Work required ▸
Pull out every line containing the string "temperature".

Recorded information ▸

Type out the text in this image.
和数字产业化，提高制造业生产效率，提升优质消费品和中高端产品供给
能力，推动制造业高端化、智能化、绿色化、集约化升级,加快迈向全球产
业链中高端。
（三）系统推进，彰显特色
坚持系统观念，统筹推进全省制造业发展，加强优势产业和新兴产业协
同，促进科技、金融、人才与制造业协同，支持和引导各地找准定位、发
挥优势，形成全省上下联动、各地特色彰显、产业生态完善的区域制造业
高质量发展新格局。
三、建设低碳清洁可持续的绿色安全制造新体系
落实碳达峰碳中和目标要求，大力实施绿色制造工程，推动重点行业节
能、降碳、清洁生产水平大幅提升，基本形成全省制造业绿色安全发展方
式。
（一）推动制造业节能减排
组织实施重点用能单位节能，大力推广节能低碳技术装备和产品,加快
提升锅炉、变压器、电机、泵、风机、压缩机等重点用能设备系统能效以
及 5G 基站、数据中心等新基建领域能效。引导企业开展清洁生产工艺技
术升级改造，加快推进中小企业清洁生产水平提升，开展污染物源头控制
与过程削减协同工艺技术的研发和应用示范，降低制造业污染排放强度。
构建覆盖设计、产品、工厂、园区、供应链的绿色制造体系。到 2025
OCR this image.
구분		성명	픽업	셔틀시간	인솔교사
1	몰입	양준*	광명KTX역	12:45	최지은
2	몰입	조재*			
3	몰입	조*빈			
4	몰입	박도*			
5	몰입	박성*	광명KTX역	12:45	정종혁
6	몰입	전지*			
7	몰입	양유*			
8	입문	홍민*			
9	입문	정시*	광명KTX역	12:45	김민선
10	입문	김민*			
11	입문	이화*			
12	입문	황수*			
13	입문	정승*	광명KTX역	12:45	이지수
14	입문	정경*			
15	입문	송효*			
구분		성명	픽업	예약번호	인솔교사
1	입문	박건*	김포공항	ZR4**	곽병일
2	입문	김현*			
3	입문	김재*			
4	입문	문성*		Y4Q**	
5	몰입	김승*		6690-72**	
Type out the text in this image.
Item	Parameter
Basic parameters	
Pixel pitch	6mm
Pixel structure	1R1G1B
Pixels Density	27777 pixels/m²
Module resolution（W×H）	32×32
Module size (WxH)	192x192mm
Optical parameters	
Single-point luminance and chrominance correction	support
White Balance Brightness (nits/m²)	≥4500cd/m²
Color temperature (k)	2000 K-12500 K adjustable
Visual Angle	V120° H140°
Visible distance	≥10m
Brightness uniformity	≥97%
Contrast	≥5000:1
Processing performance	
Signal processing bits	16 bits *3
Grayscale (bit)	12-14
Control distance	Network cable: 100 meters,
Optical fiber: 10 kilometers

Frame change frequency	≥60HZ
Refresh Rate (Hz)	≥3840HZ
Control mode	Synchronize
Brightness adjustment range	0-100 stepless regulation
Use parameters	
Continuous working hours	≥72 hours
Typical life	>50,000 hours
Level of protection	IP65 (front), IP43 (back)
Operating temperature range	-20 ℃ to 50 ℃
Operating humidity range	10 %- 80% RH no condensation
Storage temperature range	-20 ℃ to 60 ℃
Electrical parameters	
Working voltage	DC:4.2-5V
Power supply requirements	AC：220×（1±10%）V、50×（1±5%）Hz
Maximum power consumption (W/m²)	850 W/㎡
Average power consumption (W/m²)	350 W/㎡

Answer below ▸
Color temperature (k)	2000 K-12500 K adjustable
Operating temperature range	-20 ℃ to 50 ℃
Storage temperature range	-20 ℃ to 60 ℃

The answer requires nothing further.